■ STATED TASK
The records below are split into lines. How many of those lines contain the string "header"? Reply with the number only.

■ EXERCISE MATERIALS
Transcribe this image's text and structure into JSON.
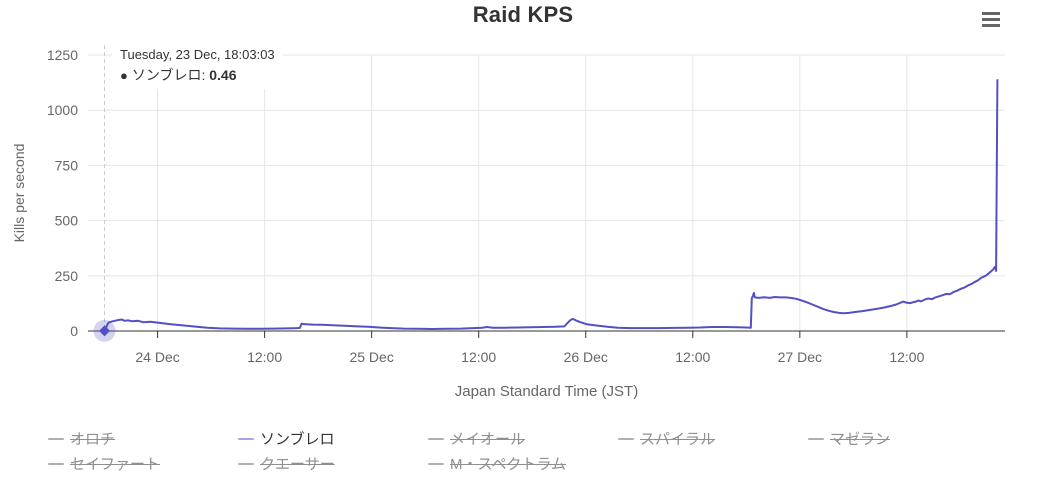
{
  "header": {
    "title": "Raid KPS",
    "menu_icon": "hamburger-icon"
  },
  "tooltip": {
    "header": "Tuesday, 23 Dec, 18:03:03",
    "bullet": "●",
    "series_name": "ソンブレロ",
    "separator": ": ",
    "value": "0.46"
  },
  "colors": {
    "series": "#544fc5",
    "marker_halo": "rgba(84,79,197,0.25)",
    "legend_active_marker": "#a9a4e6",
    "legend_hidden_marker": "#b0b0b0",
    "grid": "#e6e6e6",
    "axis": "#333333",
    "label": "#666666",
    "title": "#333333",
    "crosshair": "#cccccc",
    "tooltip_text": "#333333"
  },
  "chart_data": {
    "type": "line",
    "title": "Raid KPS",
    "xlabel": "Japan Standard Time (JST)",
    "ylabel": "Kills per second",
    "ylim": [
      0,
      1250
    ],
    "yticks": [
      0,
      250,
      500,
      750,
      1000,
      1250
    ],
    "x_unit": "hours since 23 Dec 00:00 JST",
    "xlim": [
      16.2,
      119.0
    ],
    "xticks": [
      {
        "t": 24,
        "label": "24 Dec"
      },
      {
        "t": 36,
        "label": "12:00"
      },
      {
        "t": 48,
        "label": "25 Dec"
      },
      {
        "t": 60,
        "label": "12:00"
      },
      {
        "t": 72,
        "label": "26 Dec"
      },
      {
        "t": 84,
        "label": "12:00"
      },
      {
        "t": 96,
        "label": "27 Dec"
      },
      {
        "t": 108,
        "label": "12:00"
      }
    ],
    "grid": true,
    "legend_position": "bottom-left",
    "legend_columns": 5,
    "hover_point": {
      "t": 18.05,
      "value": 0.46
    },
    "series": [
      {
        "name": "オロチ",
        "visible": false
      },
      {
        "name": "ソンブレロ",
        "visible": true,
        "color": "#544fc5",
        "data": [
          [
            18.05,
            0.46
          ],
          [
            18.15,
            8
          ],
          [
            18.3,
            22
          ],
          [
            18.5,
            38
          ],
          [
            18.8,
            42
          ],
          [
            19.2,
            46
          ],
          [
            19.6,
            50
          ],
          [
            20.0,
            52
          ],
          [
            20.3,
            46
          ],
          [
            20.7,
            48
          ],
          [
            21.2,
            44
          ],
          [
            21.8,
            46
          ],
          [
            22.4,
            40
          ],
          [
            23.2,
            42
          ],
          [
            24.0,
            38
          ],
          [
            24.8,
            34
          ],
          [
            25.6,
            30
          ],
          [
            26.4,
            27
          ],
          [
            27.4,
            23
          ],
          [
            28.4,
            19
          ],
          [
            29.6,
            15
          ],
          [
            31.0,
            12
          ],
          [
            32.5,
            11
          ],
          [
            34.0,
            10
          ],
          [
            35.5,
            10
          ],
          [
            37.0,
            11
          ],
          [
            38.5,
            12
          ],
          [
            39.6,
            13
          ],
          [
            39.95,
            14
          ],
          [
            40.15,
            33
          ],
          [
            40.6,
            31
          ],
          [
            41.4,
            29
          ],
          [
            42.4,
            28
          ],
          [
            43.6,
            26
          ],
          [
            45.0,
            24
          ],
          [
            46.4,
            21
          ],
          [
            47.6,
            19
          ],
          [
            48.8,
            16
          ],
          [
            50.2,
            13
          ],
          [
            51.6,
            11
          ],
          [
            53.2,
            10
          ],
          [
            54.8,
            9
          ],
          [
            56.4,
            10
          ],
          [
            58.0,
            11
          ],
          [
            59.4,
            13
          ],
          [
            60.4,
            15
          ],
          [
            60.9,
            18
          ],
          [
            61.6,
            15
          ],
          [
            63.0,
            15
          ],
          [
            64.4,
            16
          ],
          [
            65.8,
            17
          ],
          [
            67.2,
            18
          ],
          [
            68.6,
            19
          ],
          [
            69.6,
            21
          ],
          [
            70.0,
            38
          ],
          [
            70.3,
            50
          ],
          [
            70.55,
            55
          ],
          [
            70.9,
            48
          ],
          [
            71.4,
            40
          ],
          [
            72.2,
            30
          ],
          [
            73.2,
            25
          ],
          [
            74.4,
            19
          ],
          [
            75.6,
            15
          ],
          [
            77.0,
            13
          ],
          [
            78.6,
            13
          ],
          [
            80.2,
            13
          ],
          [
            81.8,
            14
          ],
          [
            83.4,
            15
          ],
          [
            84.8,
            16
          ],
          [
            86.2,
            18
          ],
          [
            87.6,
            18
          ],
          [
            89.0,
            17
          ],
          [
            90.0,
            16
          ],
          [
            90.5,
            15
          ],
          [
            90.62,
            148
          ],
          [
            90.75,
            160
          ],
          [
            90.85,
            172
          ],
          [
            90.95,
            152
          ],
          [
            91.4,
            150
          ],
          [
            92.0,
            153
          ],
          [
            92.6,
            150
          ],
          [
            93.2,
            154
          ],
          [
            93.8,
            152
          ],
          [
            94.4,
            152
          ],
          [
            95.0,
            150
          ],
          [
            95.6,
            146
          ],
          [
            96.2,
            138
          ],
          [
            96.8,
            130
          ],
          [
            97.4,
            120
          ],
          [
            98.0,
            110
          ],
          [
            98.6,
            100
          ],
          [
            99.2,
            92
          ],
          [
            99.8,
            86
          ],
          [
            100.4,
            82
          ],
          [
            100.9,
            80
          ],
          [
            101.5,
            82
          ],
          [
            102.2,
            86
          ],
          [
            103.0,
            90
          ],
          [
            103.8,
            95
          ],
          [
            104.6,
            100
          ],
          [
            105.4,
            106
          ],
          [
            106.2,
            113
          ],
          [
            106.8,
            120
          ],
          [
            107.3,
            128
          ],
          [
            107.6,
            133
          ],
          [
            107.9,
            129
          ],
          [
            108.3,
            126
          ],
          [
            108.6,
            129
          ],
          [
            109.0,
            133
          ],
          [
            109.3,
            138
          ],
          [
            109.6,
            134
          ],
          [
            110.0,
            142
          ],
          [
            110.4,
            147
          ],
          [
            110.8,
            144
          ],
          [
            111.2,
            152
          ],
          [
            111.6,
            157
          ],
          [
            112.0,
            162
          ],
          [
            112.4,
            168
          ],
          [
            112.8,
            166
          ],
          [
            113.2,
            176
          ],
          [
            113.6,
            182
          ],
          [
            114.0,
            190
          ],
          [
            114.4,
            196
          ],
          [
            114.8,
            205
          ],
          [
            115.2,
            212
          ],
          [
            115.6,
            222
          ],
          [
            116.0,
            230
          ],
          [
            116.3,
            240
          ],
          [
            116.6,
            246
          ],
          [
            116.9,
            252
          ],
          [
            117.2,
            262
          ],
          [
            117.5,
            272
          ],
          [
            117.7,
            280
          ],
          [
            117.85,
            290
          ],
          [
            117.95,
            286
          ],
          [
            118.0,
            272
          ],
          [
            118.15,
            1140
          ]
        ]
      },
      {
        "name": "メイオール",
        "visible": false
      },
      {
        "name": "スパイラル",
        "visible": false
      },
      {
        "name": "マゼラン",
        "visible": false
      },
      {
        "name": "セイファート",
        "visible": false
      },
      {
        "name": "クエーサー",
        "visible": false
      },
      {
        "name": "M・スペクトラム",
        "visible": false
      }
    ]
  }
}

■ RESPONSE TO THIS EXERCISE
2